◆ THE PROBLEM ◆
Write out the listing below again, precisely as it is given.

[Dataset items]
%%

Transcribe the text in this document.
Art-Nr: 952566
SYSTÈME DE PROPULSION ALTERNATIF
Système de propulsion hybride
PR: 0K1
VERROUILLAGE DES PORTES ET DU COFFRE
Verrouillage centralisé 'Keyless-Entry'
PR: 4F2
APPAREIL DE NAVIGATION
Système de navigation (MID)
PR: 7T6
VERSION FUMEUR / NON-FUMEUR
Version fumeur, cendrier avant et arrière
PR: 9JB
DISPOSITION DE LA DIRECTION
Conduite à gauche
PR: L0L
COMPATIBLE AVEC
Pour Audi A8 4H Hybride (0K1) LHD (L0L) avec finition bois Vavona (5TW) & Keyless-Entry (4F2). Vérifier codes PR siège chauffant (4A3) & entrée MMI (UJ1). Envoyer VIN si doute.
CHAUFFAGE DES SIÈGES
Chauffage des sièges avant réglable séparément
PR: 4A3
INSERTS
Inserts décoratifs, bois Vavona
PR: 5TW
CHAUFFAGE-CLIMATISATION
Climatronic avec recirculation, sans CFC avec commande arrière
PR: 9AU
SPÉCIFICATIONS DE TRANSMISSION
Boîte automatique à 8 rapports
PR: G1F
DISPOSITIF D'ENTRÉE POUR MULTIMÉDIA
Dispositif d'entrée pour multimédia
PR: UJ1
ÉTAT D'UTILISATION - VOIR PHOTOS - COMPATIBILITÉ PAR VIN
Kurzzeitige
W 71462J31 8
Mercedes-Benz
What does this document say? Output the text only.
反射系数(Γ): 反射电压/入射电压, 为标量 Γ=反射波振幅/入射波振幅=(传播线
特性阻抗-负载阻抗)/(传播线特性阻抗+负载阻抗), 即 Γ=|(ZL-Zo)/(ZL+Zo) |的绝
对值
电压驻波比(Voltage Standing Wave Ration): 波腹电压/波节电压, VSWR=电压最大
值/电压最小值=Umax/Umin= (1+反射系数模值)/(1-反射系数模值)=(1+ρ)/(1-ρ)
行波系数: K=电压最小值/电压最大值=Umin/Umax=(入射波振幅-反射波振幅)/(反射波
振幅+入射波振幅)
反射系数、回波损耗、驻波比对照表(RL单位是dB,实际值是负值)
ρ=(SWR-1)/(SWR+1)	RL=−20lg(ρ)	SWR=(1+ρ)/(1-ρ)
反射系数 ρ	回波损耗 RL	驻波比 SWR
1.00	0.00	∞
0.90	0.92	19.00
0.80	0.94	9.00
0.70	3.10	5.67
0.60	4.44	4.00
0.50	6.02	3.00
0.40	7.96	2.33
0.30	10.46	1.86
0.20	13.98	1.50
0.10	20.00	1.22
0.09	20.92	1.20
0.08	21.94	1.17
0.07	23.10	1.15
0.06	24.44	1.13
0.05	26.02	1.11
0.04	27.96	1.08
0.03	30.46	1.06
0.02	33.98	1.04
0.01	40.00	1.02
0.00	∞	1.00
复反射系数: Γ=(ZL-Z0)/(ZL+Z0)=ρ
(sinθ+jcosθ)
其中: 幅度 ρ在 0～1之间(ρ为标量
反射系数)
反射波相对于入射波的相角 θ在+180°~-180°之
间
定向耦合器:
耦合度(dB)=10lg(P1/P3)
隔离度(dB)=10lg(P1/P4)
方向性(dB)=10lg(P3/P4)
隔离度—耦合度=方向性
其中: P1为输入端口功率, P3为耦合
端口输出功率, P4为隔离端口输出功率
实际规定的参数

%%

◆ THE RESULT ◆
Transcribe the text in this document.
Art-Nr: 952566
SYSTÈME DE PROPULSION ALTERNATIF
Système de propulsion hybride
PR: 0K1
VERROUILLAGE DES PORTES ET DU COFFRE
Verrouillage centralisé 'Keyless-Entry'
PR: 4F2
APPAREIL DE NAVIGATION
Système de navigation (MID)
PR: 7T6
VERSION FUMEUR / NON-FUMEUR
Version fumeur, cendrier avant et arrière
PR: 9JB
DISPOSITION DE LA DIRECTION
Conduite à gauche
PR: L0L
COMPATIBLE AVEC
Pour Audi A8 4H Hybride (0K1) LHD (L0L) avec finition bois Vavona (5TW) & Keyless-Entry (4F2). Vérifier codes PR siège chauffant (4A3) & entrée MMI (UJ1). Envoyer VIN si doute.
CHAUFFAGE DES SIÈGES
Chauffage des sièges avant réglable séparément
PR: 4A3
INSERTS
Inserts décoratifs, bois Vavona
PR: 5TW
CHAUFFAGE-CLIMATISATION
Climatronic avec recirculation, sans CFC avec commande arrière
PR: 9AU
SPÉCIFICATIONS DE TRANSMISSION
Boîte automatique à 8 rapports
PR: G1F
DISPOSITIF D'ENTRÉE POUR MULTIMÉDIA
Dispositif d'entrée pour multimédia
PR: UJ1
ÉTAT D'UTILISATION - VOIR PHOTOS - COMPATIBILITÉ PAR VIN
Kurzzeitige
W 71462J31 8
Mercedes-Benz
What does this document say? Output the text only.
反射系数(Γ): 反射电压/入射电压, 为标量 Γ=反射波振幅/入射波振幅=(传播线
特性阻抗-负载阻抗)/(传播线特性阻抗+负载阻抗), 即 Γ=|(ZL-Zo)/(ZL+Zo) |的绝
对值
电压驻波比(Voltage Standing Wave Ration): 波腹电压/波节电压, VSWR=电压最大
值/电压最小值=Umax/Umin= (1+反射系数模值)/(1-反射系数模值)=(1+ρ)/(1-ρ)
行波系数: K=电压最小值/电压最大值=Umin/Umax=(入射波振幅-反射波振幅)/(反射波
振幅+入射波振幅)
反射系数、回波损耗、驻波比对照表(RL单位是dB,实际值是负值)
ρ=(SWR-1)/(SWR+1)	RL=−20lg(ρ)	SWR=(1+ρ)/(1-ρ)
反射系数 ρ	回波损耗 RL	驻波比 SWR
1.00	0.00	∞
0.90	0.92	19.00
0.80	0.94	9.00
0.70	3.10	5.67
0.60	4.44	4.00
0.50	6.02	3.00
0.40	7.96	2.33
0.30	10.46	1.86
0.20	13.98	1.50
0.10	20.00	1.22
0.09	20.92	1.20
0.08	21.94	1.17
0.07	23.10	1.15
0.06	24.44	1.13
0.05	26.02	1.11
0.04	27.96	1.08
0.03	30.46	1.06
0.02	33.98	1.04
0.01	40.00	1.02
0.00	∞	1.00
复反射系数: Γ=(ZL-Z0)/(ZL+Z0)=ρ
(sinθ+jcosθ)
其中: 幅度 ρ在 0～1之间(ρ为标量
反射系数)
反射波相对于入射波的相角 θ在+180°~-180°之
间
定向耦合器:
耦合度(dB)=10lg(P1/P3)
隔离度(dB)=10lg(P1/P4)
方向性(dB)=10lg(P3/P4)
隔离度—耦合度=方向性
其中: P1为输入端口功率, P3为耦合
端口输出功率, P4为隔离端口输出功率
实际规定的参数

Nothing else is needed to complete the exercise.